# What to do:
Report back every line from the entries below in which the word "пакети" occurs.

# Given data:
┌──

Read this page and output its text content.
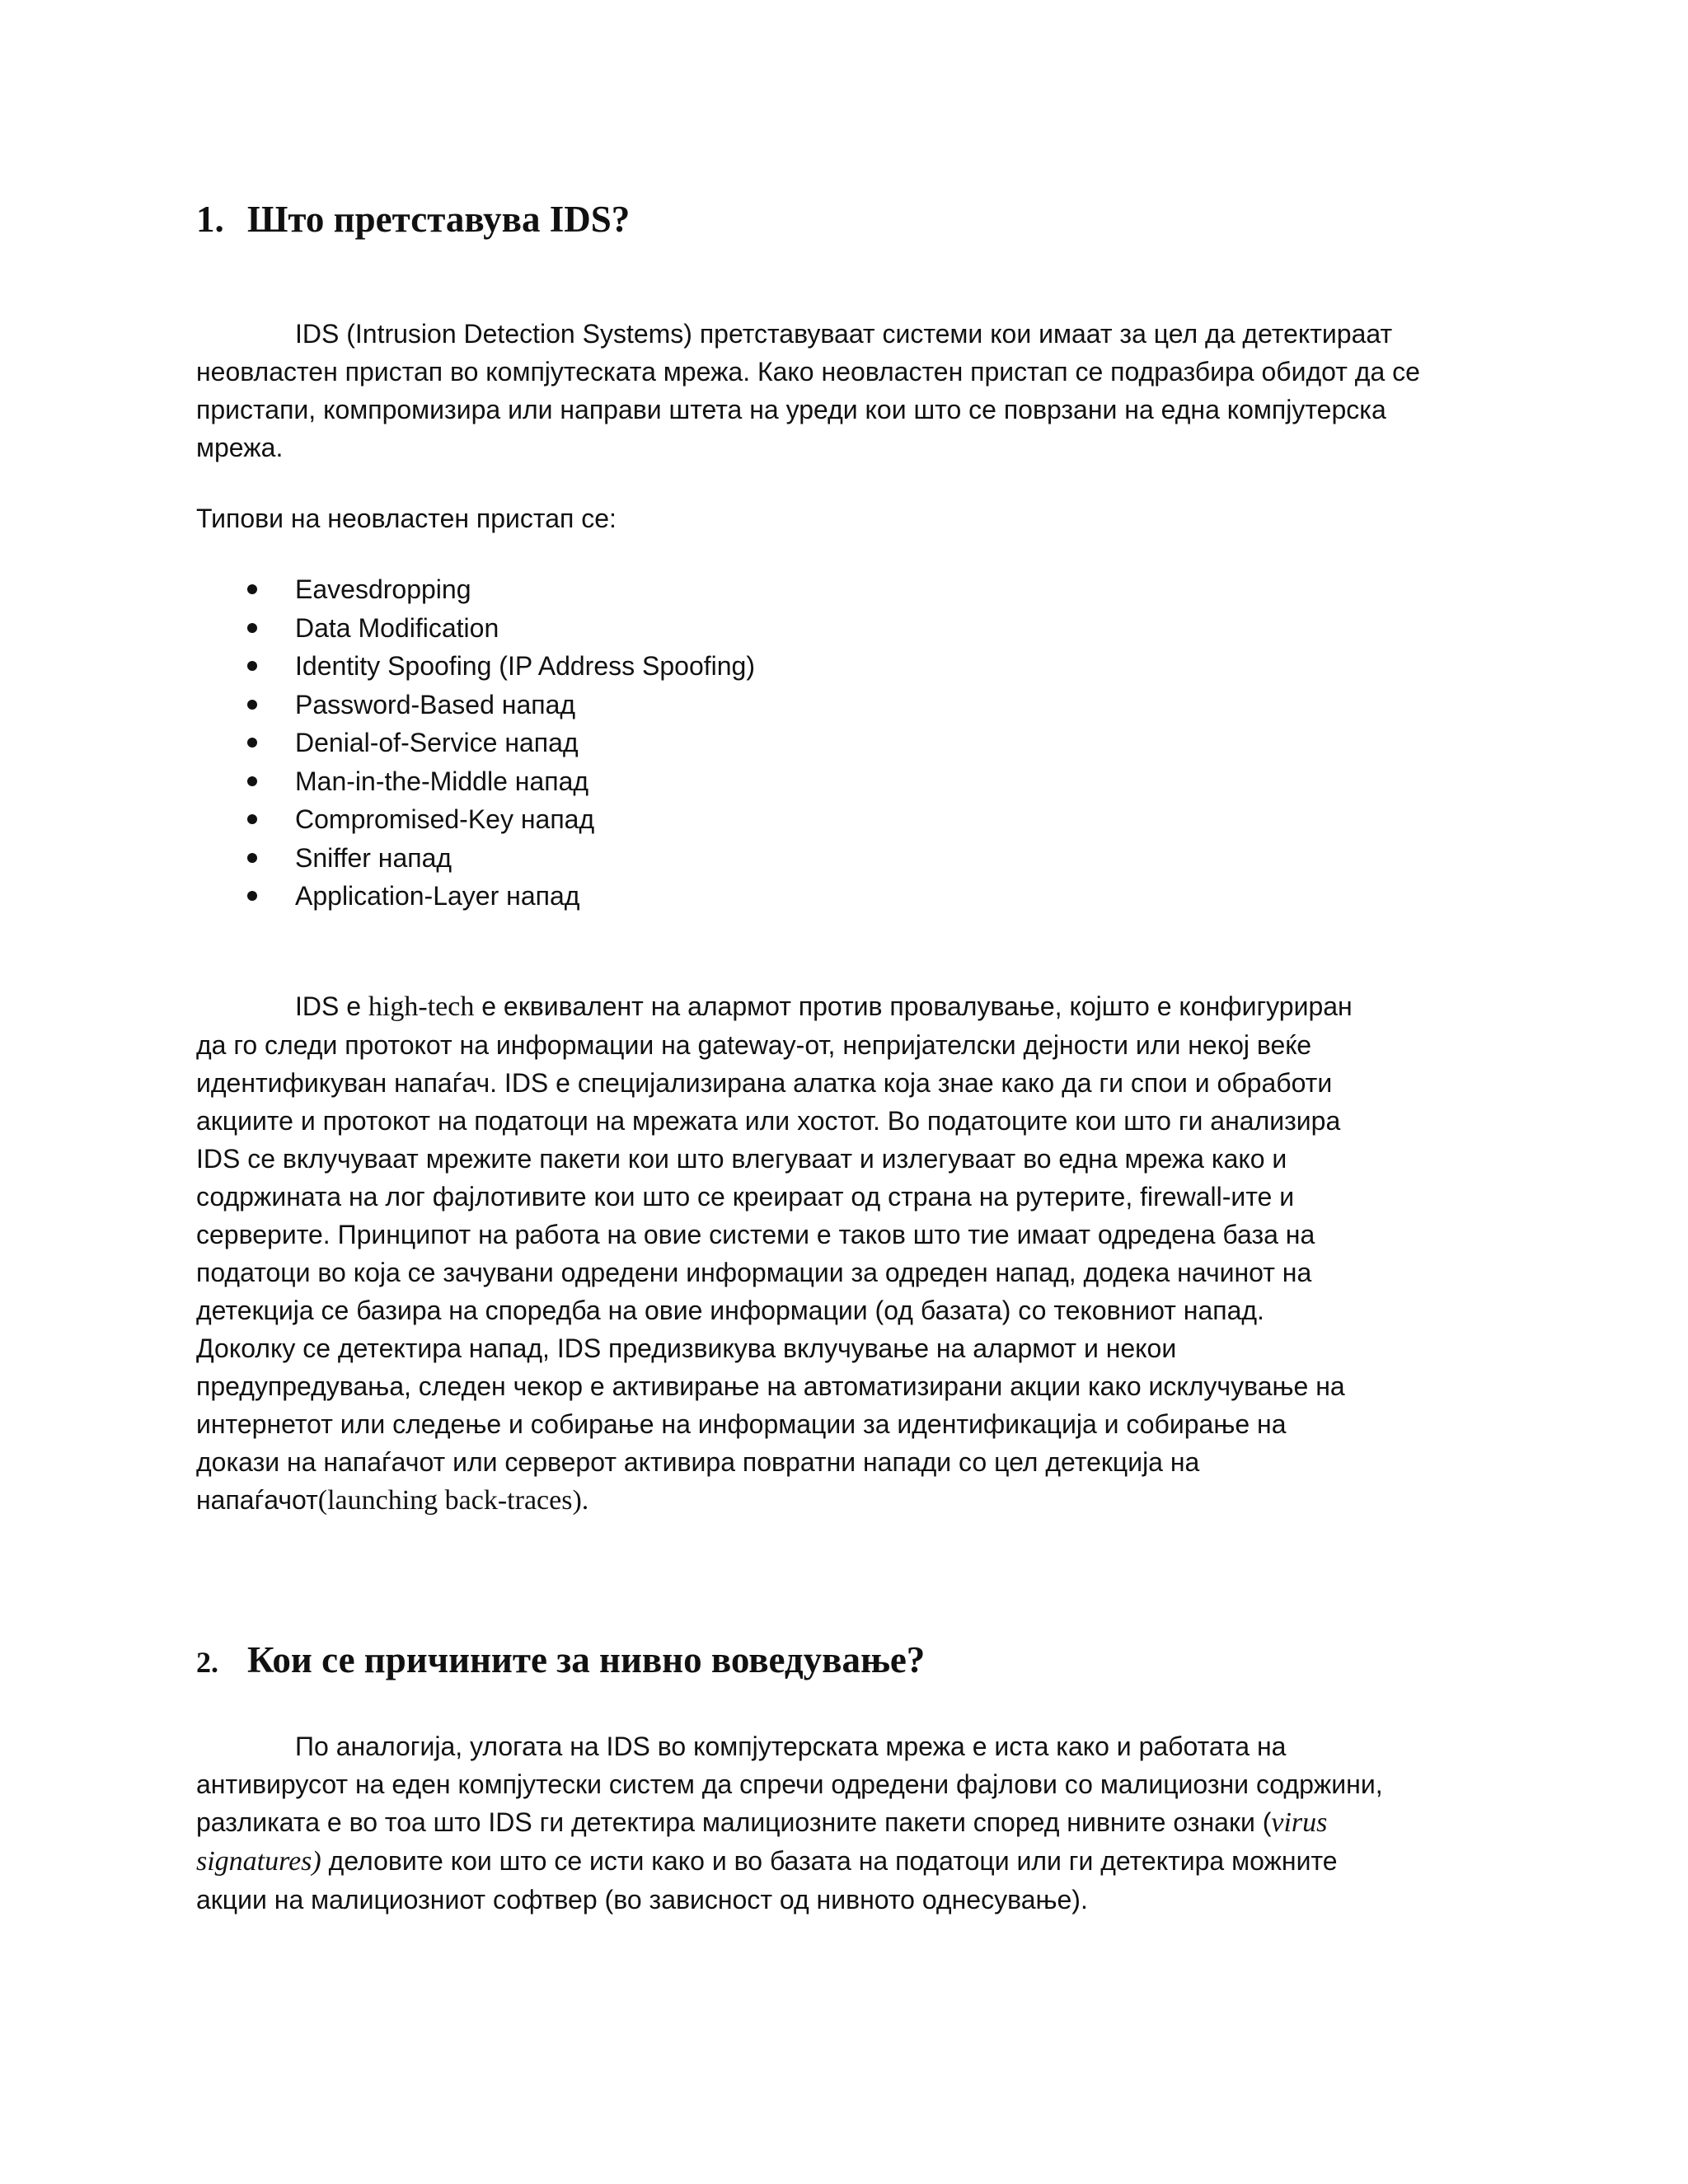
1. Што претставува IDS?
IDS (Intrusion Detection Systems) претставуваат системи кои имаат за цел да детектираат
неовластен пристап во компјутеската мрежа. Како неовластен пристап се подразбира обидот да се
пристапи, компромизира или направи штета на уреди кои што се поврзани на една компјутерска
мрежа.
Типови на неовластен пристап се:
Eavesdropping
Data Modification
Identity Spoofing (IP Address Spoofing)
Password-Based напад
Denial-of-Service напад
Man-in-the-Middle напад
Compromised-Key напад
Sniffer напад
Application-Layer напад
IDS е high-tech е еквивалент на алармот против провалување, којштo е конфигуриран
да го следи протокот на информации на gateway-от, непријателски дејности или некој веќе
идентификуван напаѓач. IDS е специјализирана алатка која знае како да ги спои и обработи
акциите и протокот на податоци на мрежата или хостот. Во податоците кои што ги анализира
IDS се вклучуваат мрежите пакети кои што влегуваат и излегуваат во една мрежа како и
содржината на лог фајлотивите кои што се креираат од страна на рутерите, firewall-ите и
серверите. Принципот на работа на овие системи е таков што тие имаат одредена база на
податоци во која се зачувани одредени информации за одреден напад, додека начинот на
детекција се базира на споредба на овие информации (од базата) со тековниот напад.
Доколку се детектира напад, IDS предизвикува вклучување на алармот и некои
предупредувања, следен чекор е активирање на автоматизирани акции како исклучување на
интернетот или следење и собирање на информации за идентификација и собирање на
докази на напаѓачот или серверот активира повратни напади со цел детекција на
напаѓачот(launching back-traces).
2. Кои се причините за нивно воведување?
По аналогија, улогата на IDS во компјутерската мрежа е иста како и работата на
антивирусот на еден компјутески систем да спречи одредени фајлови со малициозни содржини,
разликата е во тоа што IDS ги детектира малициозните пакети според нивните ознаки (virus
signatures) деловите кои што се исти како и во базата на податоци или ги детектира можните
акции на малициозниот софтвер (во зависност од нивното однесување).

└──

# Written answer:
IDS се вклучуваат мрежите пакети кои што влегуваат и излегуваат во една мрежа како и
разликата е во тоа што IDS ги детектира малициозните пакети според нивните ознаки (virus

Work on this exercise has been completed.